▶ **Work required**
What lines of the data hold the string "Sethy"? Pull each one out.

[BEGIN Input data]

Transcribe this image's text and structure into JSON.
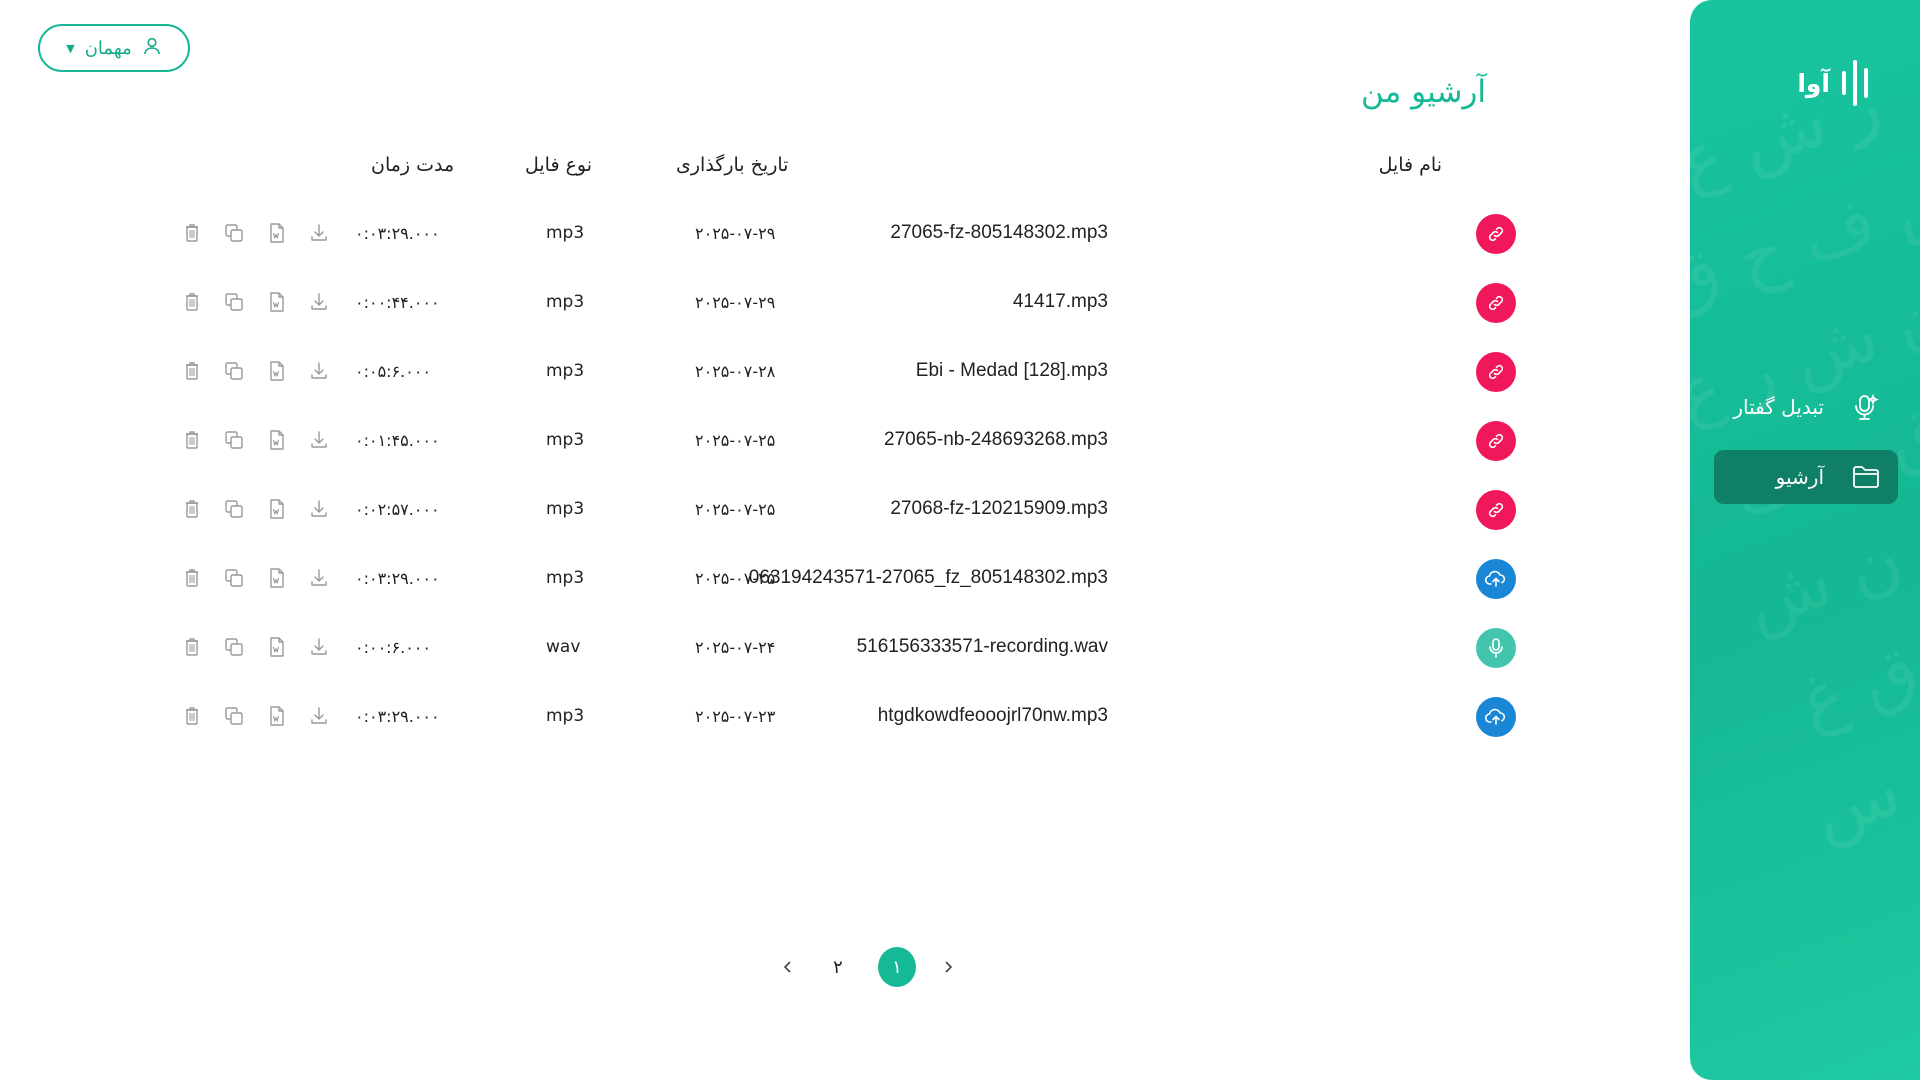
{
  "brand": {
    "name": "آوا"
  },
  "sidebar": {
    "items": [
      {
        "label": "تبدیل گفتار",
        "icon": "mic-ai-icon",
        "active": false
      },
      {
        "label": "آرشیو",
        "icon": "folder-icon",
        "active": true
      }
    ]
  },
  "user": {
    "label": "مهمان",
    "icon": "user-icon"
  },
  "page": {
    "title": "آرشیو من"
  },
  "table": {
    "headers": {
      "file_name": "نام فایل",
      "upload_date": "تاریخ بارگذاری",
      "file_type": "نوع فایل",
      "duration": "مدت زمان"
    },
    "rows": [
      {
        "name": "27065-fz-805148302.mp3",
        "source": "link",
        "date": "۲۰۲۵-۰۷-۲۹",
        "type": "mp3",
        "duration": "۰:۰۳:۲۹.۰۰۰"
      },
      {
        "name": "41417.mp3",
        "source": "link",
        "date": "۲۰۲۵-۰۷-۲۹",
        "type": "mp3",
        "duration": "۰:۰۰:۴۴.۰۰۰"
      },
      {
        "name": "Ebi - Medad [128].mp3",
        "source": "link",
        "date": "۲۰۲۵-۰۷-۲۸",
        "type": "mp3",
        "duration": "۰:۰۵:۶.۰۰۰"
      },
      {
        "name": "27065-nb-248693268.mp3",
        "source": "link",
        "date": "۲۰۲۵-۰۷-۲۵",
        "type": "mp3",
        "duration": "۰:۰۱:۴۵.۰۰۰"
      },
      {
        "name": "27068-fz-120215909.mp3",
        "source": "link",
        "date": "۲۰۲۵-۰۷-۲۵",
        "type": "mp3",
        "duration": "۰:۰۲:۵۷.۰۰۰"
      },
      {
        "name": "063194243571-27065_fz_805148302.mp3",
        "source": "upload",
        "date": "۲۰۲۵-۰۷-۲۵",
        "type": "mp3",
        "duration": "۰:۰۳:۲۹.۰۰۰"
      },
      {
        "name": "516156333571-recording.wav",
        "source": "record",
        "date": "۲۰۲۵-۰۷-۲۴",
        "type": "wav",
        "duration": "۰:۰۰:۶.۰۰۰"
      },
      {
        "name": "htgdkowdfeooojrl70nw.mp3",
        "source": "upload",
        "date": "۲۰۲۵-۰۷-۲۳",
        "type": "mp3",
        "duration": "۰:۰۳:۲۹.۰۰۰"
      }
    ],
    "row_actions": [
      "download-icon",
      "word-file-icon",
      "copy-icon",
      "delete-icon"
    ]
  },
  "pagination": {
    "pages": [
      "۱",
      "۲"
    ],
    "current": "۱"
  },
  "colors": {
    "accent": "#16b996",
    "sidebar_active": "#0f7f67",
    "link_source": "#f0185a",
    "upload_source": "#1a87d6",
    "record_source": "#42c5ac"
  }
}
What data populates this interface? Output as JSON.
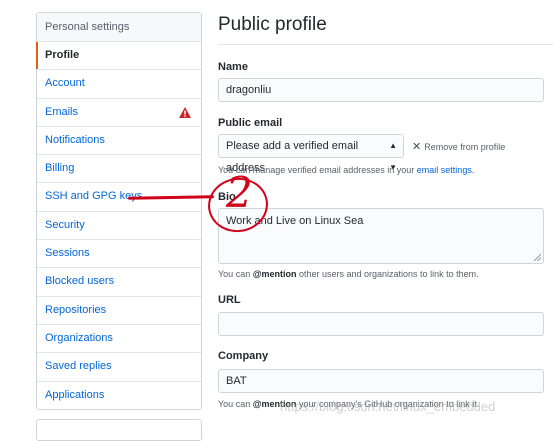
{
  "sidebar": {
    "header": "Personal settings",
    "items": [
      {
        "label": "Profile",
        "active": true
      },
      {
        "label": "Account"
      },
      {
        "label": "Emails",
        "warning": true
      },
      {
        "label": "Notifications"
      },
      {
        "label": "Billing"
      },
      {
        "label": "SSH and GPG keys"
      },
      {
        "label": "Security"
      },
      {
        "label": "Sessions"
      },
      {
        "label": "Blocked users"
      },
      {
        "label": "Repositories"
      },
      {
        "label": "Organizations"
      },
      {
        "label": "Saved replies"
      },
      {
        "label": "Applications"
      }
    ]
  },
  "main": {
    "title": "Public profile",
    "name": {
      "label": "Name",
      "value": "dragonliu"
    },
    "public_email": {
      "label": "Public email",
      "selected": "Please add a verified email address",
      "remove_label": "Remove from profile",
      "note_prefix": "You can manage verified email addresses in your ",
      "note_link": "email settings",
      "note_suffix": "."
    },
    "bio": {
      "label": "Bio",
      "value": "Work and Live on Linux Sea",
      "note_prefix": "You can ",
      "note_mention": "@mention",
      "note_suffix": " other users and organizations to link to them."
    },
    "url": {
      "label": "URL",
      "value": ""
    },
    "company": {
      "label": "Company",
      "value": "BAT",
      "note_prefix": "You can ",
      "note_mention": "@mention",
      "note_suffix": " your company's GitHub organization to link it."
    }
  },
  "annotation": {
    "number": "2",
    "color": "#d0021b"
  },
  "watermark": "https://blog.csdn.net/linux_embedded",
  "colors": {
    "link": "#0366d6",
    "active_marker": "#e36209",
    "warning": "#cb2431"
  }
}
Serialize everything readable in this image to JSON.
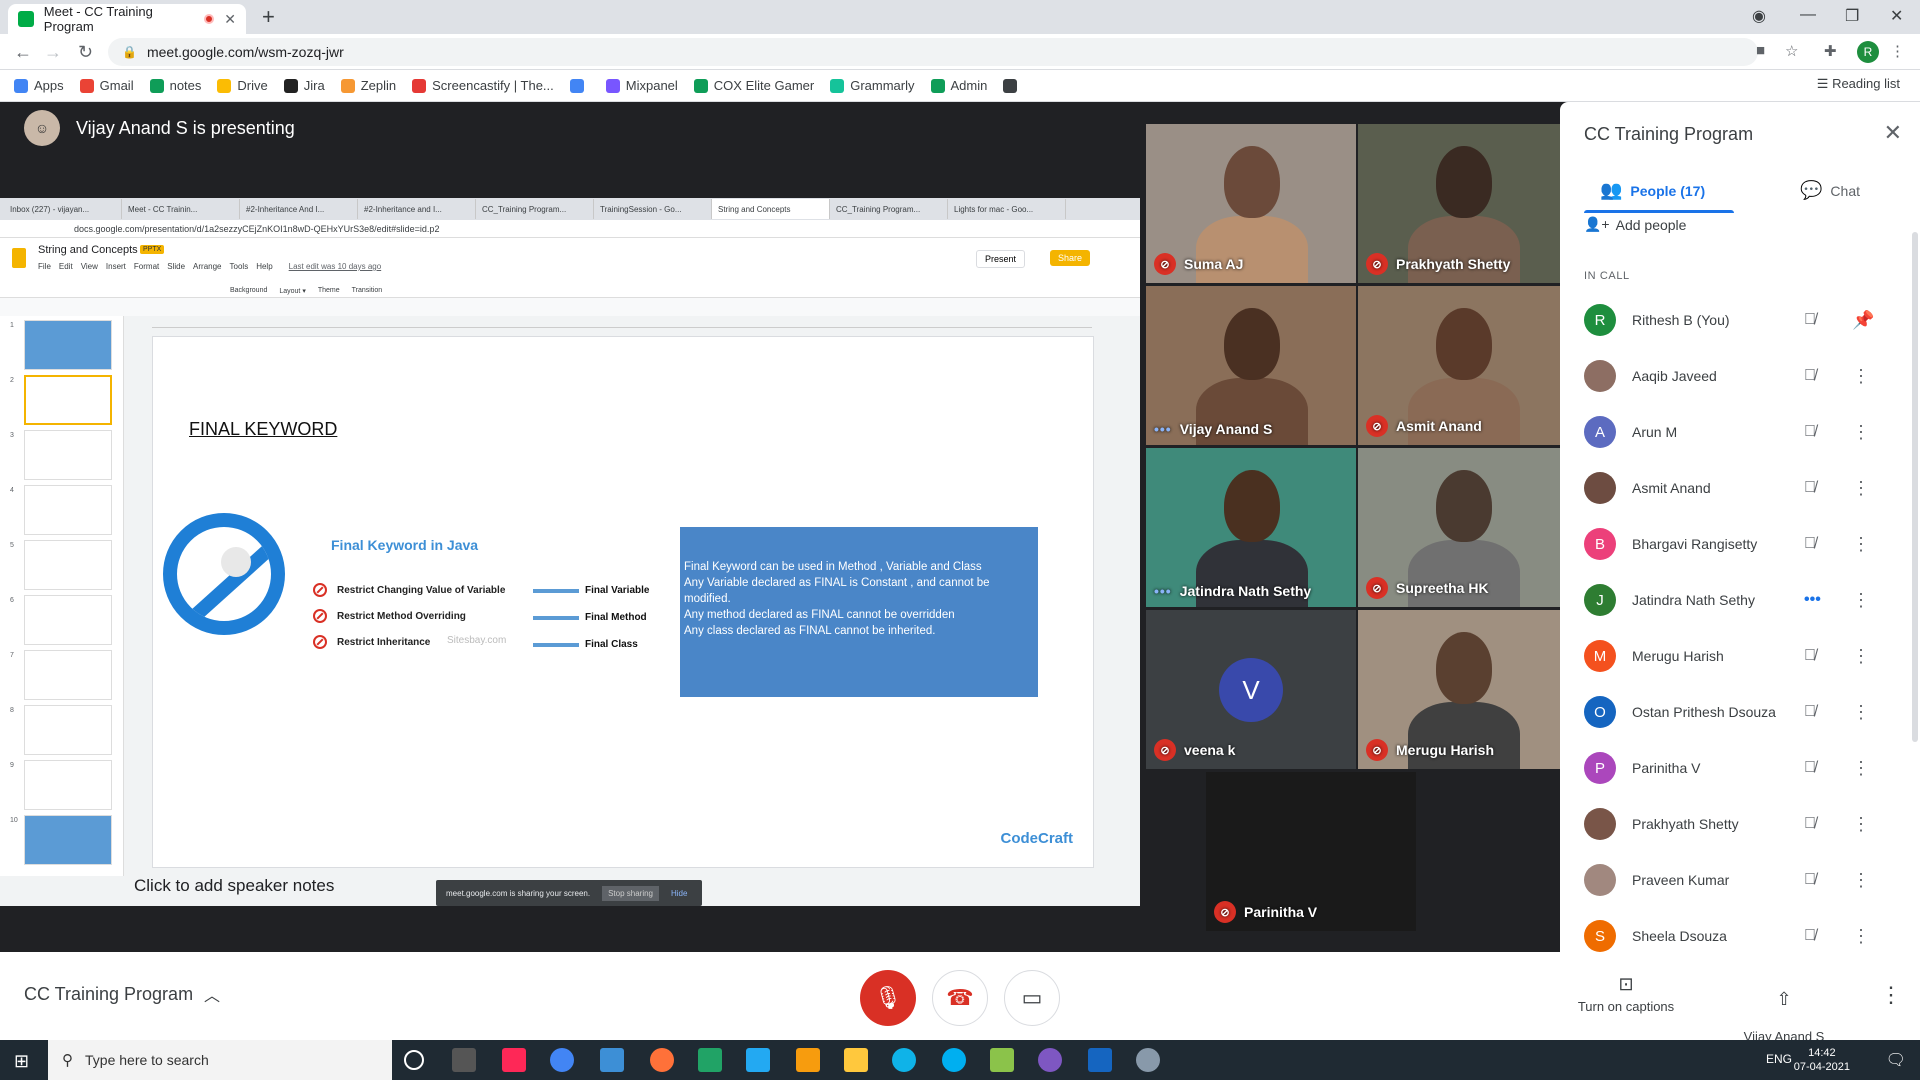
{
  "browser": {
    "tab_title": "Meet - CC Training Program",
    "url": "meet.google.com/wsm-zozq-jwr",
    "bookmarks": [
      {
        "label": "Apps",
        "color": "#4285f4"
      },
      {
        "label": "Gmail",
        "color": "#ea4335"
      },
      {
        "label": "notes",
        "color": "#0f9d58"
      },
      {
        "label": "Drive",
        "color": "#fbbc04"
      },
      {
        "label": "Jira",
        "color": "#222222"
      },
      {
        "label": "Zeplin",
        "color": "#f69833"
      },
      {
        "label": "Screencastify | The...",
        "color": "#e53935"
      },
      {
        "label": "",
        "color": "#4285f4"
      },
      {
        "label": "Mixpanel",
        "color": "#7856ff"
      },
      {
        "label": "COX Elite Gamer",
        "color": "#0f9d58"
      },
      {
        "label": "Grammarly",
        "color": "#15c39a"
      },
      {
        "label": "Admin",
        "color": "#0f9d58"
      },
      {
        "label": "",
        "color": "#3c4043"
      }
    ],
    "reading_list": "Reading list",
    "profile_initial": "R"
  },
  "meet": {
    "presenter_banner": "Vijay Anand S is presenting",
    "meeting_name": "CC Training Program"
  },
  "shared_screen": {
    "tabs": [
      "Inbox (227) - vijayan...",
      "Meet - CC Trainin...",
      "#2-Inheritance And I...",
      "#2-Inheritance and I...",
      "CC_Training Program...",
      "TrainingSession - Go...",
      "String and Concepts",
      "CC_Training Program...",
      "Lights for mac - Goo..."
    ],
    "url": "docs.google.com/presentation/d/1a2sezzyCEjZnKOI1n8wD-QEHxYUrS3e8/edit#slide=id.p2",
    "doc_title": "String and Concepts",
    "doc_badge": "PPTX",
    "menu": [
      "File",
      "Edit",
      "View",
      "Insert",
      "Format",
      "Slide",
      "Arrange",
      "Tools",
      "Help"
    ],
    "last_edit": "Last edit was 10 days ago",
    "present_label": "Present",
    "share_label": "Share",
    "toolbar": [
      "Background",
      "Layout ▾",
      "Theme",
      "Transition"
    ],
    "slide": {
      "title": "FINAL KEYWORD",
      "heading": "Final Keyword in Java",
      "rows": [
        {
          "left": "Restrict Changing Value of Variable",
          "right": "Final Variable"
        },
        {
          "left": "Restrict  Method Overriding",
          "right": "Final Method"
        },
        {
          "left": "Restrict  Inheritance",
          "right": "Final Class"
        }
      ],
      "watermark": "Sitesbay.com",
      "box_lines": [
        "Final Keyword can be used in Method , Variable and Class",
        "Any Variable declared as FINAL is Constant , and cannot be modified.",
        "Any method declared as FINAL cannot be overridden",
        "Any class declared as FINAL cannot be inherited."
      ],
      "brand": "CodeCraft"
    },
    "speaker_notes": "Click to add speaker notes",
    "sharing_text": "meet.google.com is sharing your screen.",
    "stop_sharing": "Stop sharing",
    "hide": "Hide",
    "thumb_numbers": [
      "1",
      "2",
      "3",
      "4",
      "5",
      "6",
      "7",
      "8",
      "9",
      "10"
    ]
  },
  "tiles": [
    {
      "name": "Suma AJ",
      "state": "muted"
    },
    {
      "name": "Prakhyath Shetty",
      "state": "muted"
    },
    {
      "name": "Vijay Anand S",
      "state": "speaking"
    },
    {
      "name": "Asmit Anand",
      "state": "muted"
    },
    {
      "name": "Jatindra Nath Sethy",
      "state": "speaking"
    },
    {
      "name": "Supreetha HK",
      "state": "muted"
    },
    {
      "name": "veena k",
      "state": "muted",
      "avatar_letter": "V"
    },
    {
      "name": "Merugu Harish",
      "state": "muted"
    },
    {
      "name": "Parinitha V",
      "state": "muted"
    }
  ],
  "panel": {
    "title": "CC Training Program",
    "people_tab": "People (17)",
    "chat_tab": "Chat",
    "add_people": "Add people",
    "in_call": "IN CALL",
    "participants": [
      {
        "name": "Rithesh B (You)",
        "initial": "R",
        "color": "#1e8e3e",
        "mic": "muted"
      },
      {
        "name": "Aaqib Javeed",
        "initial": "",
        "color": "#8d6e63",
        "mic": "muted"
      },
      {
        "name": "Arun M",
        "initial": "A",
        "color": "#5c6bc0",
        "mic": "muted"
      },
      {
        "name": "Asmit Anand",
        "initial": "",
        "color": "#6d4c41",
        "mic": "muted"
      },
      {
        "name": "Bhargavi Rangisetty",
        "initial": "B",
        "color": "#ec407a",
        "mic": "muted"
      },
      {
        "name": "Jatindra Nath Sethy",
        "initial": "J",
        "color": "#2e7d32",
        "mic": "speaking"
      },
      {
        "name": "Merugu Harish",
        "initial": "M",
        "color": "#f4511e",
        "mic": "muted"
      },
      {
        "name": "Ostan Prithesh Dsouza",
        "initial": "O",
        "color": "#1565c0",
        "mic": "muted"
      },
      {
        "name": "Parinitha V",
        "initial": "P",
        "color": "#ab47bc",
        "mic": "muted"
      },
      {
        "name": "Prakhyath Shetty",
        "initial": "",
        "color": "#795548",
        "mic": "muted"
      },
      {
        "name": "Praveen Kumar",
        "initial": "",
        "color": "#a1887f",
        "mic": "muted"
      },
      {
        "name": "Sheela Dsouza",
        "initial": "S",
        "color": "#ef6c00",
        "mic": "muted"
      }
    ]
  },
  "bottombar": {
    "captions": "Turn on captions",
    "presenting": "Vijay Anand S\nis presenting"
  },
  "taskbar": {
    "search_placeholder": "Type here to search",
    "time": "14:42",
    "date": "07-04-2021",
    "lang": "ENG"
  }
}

[END Input data]

▶ **Output for this task**
      "name": "Jatindra Nath Sethy",
        "name": "Jatindra Nath Sethy",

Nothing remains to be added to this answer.